Sight is one of our five key senses. It enables us to consume information and filter it to develop our understanding of the world around us. Approximately 90 percent of information transmitted to the brain is visual, and visuals are processed 60,000x faster in the brain than text. Humans’ visible spectrum falls between ultraviolet and red light, and scientists estimate that most people can distinguish up to 10 million colors.

These factors, of course, affect our media viewing experience. With the advances in digital technology, media organizations are having to focus not just on what content to disseminate to consumers but also how to ensure it fits the way they watch it. For example, take into consideration these facts:

Breaking Down the Basics

According to research from Vanderbilt University, mental imagery directly impacts our visual perception and leads to a short-term memory trace that can bias future perception. So, what exactly is visual perception? The Interaction Design Foundation defines it as the process of absorbing what one sees, organizing it in the brain and making sense of it. A study at MIT found that the process can take only 13 milliseconds. It’s not the same as visual acuity, which is how clearly a person sees (i.e. 20/20 vision). Perhaps not surprisingly, basic visual perception can be influenced by cultural socialization.

The Brain Recovery Project promulgates that visual perception is made up of a variety of different parts. These include:

  • Visual Closure: Knowing what an object is when seeing only part of it.

**Task to carry out**
According to the passage on visual perception, how long did an MIT study find the process can take?

**Input data**
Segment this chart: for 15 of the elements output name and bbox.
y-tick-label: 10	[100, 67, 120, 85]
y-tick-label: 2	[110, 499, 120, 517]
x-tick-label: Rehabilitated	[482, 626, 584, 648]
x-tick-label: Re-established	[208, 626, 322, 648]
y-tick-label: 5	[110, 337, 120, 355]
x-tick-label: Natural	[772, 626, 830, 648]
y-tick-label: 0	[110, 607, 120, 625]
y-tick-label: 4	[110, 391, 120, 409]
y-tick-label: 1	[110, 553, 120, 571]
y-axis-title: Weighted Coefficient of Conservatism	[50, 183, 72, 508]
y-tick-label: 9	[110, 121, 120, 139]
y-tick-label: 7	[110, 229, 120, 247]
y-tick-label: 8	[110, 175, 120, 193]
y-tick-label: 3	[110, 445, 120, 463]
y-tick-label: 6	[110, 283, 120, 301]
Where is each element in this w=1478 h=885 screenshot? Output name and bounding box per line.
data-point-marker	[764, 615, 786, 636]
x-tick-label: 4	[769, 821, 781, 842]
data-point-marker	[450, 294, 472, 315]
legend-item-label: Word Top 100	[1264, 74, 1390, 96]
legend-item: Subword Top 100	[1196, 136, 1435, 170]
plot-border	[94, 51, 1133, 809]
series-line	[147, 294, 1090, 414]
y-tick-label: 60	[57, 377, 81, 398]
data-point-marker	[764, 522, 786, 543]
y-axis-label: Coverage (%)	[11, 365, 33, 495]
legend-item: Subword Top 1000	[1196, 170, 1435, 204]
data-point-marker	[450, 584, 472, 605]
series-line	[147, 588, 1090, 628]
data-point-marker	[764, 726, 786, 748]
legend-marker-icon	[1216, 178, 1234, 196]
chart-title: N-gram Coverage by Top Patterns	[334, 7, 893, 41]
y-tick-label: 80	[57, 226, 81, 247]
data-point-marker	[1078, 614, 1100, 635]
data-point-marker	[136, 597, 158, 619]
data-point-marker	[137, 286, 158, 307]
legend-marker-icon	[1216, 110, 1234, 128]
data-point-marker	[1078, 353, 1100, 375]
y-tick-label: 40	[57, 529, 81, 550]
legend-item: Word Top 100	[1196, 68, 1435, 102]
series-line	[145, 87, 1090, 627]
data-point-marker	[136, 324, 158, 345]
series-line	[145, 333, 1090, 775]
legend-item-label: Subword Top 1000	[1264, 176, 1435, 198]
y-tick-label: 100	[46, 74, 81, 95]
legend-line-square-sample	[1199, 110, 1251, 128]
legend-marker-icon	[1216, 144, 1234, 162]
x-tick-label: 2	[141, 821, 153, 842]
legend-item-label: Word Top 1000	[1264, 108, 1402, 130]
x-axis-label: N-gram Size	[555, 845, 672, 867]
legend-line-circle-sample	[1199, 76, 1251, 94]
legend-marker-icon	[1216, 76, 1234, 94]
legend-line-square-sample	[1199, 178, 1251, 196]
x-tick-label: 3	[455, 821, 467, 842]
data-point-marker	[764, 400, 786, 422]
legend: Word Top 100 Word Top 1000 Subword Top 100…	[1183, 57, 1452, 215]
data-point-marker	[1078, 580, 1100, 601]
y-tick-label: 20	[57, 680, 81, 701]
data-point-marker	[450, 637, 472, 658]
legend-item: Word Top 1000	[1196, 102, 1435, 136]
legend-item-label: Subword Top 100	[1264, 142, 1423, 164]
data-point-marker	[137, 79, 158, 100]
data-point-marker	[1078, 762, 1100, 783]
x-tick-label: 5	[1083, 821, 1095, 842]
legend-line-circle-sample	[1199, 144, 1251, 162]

**Written response**
Only 13 milliseconds.